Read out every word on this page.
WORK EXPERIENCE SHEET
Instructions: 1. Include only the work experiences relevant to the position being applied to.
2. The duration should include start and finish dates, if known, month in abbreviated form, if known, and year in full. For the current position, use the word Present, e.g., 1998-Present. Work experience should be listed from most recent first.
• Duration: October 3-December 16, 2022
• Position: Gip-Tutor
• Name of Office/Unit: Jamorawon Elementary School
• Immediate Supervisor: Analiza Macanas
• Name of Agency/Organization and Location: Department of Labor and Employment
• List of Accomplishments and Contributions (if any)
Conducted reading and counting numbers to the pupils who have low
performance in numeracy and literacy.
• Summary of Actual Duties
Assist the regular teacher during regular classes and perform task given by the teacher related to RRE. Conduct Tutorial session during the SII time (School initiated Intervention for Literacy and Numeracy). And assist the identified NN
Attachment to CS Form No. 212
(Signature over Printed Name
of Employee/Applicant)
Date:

__GIVEN PROBLEM__
Quote each line above in full, word for word.

__SOLUTION TO THE EXERCISE__
Read out every word on this page.
WORK EXPERIENCE SHEET
Instructions: 1. Include only the work experiences relevant to the position being applied to.
2. The duration should include start and finish dates, if known, month in abbreviated form, if known, and year in full. For the current position, use the word Present, e.g., 1998-Present. Work experience should be listed from most recent first.
• Duration: October 3-December 16, 2022
• Position: Gip-Tutor
• Name of Office/Unit: Jamorawon Elementary School
• Immediate Supervisor: Analiza Macanas
• Name of Agency/Organization and Location: Department of Labor and Employment
• List of Accomplishments and Contributions (if any)
Conducted reading and counting numbers to the pupils who have low
performance in numeracy and literacy.
• Summary of Actual Duties
Assist the regular teacher during regular classes and perform task given by the teacher related to RRE. Conduct Tutorial session during the SII time (School initiated Intervention for Literacy and Numeracy). And assist the identified NN
Attachment to CS Form No. 212
(Signature over Printed Name
of Employee/Applicant)
Date:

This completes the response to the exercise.